** begin Stored records **

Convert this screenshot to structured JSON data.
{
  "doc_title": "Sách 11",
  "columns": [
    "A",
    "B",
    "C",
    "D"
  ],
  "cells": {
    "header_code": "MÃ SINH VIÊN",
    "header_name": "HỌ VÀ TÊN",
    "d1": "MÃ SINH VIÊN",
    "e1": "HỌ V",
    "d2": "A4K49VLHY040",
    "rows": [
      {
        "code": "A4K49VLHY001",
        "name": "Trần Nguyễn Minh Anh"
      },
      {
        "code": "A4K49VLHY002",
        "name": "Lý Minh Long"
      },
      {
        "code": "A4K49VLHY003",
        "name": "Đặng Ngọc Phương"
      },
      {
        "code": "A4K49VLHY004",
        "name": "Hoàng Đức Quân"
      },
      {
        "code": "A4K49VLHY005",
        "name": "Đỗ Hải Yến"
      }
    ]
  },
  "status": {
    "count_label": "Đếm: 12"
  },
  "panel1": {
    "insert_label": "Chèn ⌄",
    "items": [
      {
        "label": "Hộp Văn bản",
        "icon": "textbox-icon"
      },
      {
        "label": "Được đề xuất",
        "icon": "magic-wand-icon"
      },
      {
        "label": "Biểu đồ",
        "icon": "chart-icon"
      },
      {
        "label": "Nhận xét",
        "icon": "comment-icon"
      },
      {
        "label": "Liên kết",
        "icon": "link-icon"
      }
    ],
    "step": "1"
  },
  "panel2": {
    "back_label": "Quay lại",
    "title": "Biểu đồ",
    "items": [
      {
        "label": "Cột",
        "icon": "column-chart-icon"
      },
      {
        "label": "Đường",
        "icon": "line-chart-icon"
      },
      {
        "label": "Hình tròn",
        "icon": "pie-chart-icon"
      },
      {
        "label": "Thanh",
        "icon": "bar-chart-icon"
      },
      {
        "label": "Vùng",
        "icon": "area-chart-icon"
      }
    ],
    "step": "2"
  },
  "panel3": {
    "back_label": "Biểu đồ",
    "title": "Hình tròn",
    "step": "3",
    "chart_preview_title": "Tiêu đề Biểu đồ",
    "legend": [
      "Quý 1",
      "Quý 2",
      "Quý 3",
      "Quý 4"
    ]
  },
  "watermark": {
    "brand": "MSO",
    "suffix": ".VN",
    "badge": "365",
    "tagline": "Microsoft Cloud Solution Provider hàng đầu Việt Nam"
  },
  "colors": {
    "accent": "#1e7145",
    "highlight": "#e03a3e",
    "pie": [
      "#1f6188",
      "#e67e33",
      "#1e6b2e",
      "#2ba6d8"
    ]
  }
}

** end Stored records **

Exercise aim
Every line of the listing that holds "SINH" should be found and copied.

Task result
    "header_code": "MÃ SINH VIÊN",
    "d1": "MÃ SINH VIÊN",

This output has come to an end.